Given data start

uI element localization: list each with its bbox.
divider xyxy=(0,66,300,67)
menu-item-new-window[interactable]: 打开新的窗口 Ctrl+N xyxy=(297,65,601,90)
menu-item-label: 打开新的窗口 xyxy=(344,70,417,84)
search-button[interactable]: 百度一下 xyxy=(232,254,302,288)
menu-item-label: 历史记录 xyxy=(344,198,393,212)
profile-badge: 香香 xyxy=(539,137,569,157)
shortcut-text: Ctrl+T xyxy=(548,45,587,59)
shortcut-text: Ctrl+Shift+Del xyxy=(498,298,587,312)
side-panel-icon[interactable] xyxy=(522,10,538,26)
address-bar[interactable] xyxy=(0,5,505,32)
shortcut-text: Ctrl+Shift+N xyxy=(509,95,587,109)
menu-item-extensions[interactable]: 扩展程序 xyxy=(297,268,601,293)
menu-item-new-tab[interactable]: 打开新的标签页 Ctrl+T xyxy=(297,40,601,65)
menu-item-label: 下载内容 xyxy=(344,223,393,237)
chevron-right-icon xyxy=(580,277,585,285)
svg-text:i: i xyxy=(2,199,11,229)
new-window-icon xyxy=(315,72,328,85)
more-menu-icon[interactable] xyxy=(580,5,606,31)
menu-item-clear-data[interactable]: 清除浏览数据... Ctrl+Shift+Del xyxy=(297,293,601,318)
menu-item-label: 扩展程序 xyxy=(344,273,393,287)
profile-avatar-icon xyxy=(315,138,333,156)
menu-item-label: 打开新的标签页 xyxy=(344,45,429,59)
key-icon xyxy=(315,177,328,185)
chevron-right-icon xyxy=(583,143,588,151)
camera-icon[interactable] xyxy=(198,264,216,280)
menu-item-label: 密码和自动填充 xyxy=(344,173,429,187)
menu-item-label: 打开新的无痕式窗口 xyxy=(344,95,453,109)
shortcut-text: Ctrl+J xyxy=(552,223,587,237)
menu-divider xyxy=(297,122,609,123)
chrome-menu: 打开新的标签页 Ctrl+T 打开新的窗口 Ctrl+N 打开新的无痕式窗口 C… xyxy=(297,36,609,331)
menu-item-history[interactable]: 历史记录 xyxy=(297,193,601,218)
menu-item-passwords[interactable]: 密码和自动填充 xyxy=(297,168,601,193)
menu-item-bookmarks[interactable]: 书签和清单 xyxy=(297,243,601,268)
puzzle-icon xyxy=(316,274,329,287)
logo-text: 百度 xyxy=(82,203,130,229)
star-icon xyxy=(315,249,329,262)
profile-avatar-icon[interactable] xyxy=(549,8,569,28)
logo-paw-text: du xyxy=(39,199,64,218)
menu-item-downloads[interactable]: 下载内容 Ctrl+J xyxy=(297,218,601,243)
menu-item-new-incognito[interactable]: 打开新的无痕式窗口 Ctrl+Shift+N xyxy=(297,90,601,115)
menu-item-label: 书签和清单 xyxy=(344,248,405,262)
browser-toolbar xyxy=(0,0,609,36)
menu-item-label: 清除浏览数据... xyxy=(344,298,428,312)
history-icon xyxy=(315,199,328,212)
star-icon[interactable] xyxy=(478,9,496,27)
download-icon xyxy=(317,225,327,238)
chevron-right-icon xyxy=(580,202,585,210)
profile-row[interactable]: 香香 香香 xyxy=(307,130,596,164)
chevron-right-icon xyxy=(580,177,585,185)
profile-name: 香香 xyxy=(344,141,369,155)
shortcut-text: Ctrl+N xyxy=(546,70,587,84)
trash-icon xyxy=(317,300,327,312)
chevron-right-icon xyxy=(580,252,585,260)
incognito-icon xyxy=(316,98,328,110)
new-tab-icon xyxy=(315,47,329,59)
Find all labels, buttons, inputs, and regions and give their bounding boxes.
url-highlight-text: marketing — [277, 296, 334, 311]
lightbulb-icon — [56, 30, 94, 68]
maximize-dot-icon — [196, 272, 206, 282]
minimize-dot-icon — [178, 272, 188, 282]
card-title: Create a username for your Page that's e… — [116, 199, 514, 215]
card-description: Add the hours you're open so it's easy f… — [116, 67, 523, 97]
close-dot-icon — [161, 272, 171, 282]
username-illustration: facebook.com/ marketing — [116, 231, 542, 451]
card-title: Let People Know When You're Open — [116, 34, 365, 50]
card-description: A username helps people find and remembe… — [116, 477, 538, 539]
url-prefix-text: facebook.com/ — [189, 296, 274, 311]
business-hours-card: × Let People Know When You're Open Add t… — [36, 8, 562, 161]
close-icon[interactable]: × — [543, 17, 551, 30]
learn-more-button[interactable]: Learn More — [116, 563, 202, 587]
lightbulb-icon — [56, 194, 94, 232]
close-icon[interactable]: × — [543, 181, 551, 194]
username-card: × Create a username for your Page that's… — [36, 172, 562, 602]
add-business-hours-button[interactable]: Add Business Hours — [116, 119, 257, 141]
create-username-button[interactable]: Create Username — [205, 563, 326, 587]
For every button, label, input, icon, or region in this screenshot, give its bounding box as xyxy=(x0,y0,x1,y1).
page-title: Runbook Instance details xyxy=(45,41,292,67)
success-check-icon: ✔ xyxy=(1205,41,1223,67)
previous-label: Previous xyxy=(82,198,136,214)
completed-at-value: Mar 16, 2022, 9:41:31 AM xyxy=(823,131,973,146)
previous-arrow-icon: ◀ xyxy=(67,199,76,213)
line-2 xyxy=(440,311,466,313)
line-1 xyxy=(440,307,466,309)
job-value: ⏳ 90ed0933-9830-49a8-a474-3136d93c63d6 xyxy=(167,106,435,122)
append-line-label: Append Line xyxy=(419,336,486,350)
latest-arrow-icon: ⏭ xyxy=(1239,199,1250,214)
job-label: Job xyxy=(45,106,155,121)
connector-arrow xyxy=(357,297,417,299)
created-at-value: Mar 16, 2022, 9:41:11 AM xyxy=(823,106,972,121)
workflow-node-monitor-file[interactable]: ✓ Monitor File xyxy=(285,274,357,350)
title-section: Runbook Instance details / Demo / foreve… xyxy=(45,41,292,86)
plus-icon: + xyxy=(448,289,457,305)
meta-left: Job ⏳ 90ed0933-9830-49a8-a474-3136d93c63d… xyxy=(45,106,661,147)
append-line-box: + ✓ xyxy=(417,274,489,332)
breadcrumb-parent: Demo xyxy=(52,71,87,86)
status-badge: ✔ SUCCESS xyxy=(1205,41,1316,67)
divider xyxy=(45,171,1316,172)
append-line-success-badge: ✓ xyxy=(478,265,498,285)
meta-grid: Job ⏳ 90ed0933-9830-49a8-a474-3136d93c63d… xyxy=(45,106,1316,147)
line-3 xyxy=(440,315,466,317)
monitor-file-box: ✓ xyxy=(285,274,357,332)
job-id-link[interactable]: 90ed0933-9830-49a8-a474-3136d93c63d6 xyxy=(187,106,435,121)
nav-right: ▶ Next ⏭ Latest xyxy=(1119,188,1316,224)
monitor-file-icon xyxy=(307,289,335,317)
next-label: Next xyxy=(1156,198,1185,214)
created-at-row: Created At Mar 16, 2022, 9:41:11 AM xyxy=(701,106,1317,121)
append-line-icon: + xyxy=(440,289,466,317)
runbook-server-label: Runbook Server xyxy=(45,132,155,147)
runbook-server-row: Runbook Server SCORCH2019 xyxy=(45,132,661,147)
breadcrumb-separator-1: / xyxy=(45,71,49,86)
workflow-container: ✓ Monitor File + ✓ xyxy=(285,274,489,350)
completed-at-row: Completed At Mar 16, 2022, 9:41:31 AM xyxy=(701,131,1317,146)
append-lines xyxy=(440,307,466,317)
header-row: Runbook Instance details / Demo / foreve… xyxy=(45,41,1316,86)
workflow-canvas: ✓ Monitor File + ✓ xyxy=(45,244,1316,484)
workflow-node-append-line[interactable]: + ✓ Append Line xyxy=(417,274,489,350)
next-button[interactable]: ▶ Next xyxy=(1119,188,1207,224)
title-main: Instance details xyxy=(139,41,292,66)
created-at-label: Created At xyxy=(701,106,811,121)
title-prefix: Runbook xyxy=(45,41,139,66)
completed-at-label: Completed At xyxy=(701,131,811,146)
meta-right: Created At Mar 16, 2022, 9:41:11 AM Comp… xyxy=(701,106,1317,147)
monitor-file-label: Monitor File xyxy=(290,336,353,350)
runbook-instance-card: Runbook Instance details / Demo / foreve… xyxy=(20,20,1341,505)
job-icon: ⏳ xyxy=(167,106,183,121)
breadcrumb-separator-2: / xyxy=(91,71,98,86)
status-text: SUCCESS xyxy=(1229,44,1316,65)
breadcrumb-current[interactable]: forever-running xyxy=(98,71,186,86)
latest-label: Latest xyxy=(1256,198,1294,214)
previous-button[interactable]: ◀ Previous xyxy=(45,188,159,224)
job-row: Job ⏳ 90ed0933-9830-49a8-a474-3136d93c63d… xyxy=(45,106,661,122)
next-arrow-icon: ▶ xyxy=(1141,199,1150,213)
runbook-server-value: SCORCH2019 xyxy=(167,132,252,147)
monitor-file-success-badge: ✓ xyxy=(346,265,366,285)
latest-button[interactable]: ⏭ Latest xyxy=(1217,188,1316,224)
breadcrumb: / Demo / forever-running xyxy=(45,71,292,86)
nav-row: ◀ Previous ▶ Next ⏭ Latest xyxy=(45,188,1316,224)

Given data end

▶ Written problem
Rewrite the rows from the first line through the line with "menu-item-label: 扩展程序 xyxy=(344,273,393,287)", swapping every "shortcut-text" for "shortcut-label" and leaving all else unchanged.

▶ In response
uI element localization: list each with its bbox.
divider xyxy=(0,66,300,67)
menu-item-new-window[interactable]: 打开新的窗口 Ctrl+N xyxy=(297,65,601,90)
menu-item-label: 打开新的窗口 xyxy=(344,70,417,84)
search-button[interactable]: 百度一下 xyxy=(232,254,302,288)
menu-item-label: 历史记录 xyxy=(344,198,393,212)
profile-badge: 香香 xyxy=(539,137,569,157)
shortcut-label: Ctrl+T xyxy=(548,45,587,59)
shortcut-label: Ctrl+Shift+Del xyxy=(498,298,587,312)
side-panel-icon[interactable] xyxy=(522,10,538,26)
address-bar[interactable] xyxy=(0,5,505,32)
shortcut-label: Ctrl+Shift+N xyxy=(509,95,587,109)
menu-item-extensions[interactable]: 扩展程序 xyxy=(297,268,601,293)
menu-item-new-tab[interactable]: 打开新的标签页 Ctrl+T xyxy=(297,40,601,65)
menu-item-label: 下载内容 xyxy=(344,223,393,237)
chevron-right-icon xyxy=(580,277,585,285)
svg-text:i: i xyxy=(2,199,11,229)
new-window-icon xyxy=(315,72,328,85)
more-menu-icon[interactable] xyxy=(580,5,606,31)
menu-item-clear-data[interactable]: 清除浏览数据... Ctrl+Shift+Del xyxy=(297,293,601,318)
menu-item-label: 扩展程序 xyxy=(344,273,393,287)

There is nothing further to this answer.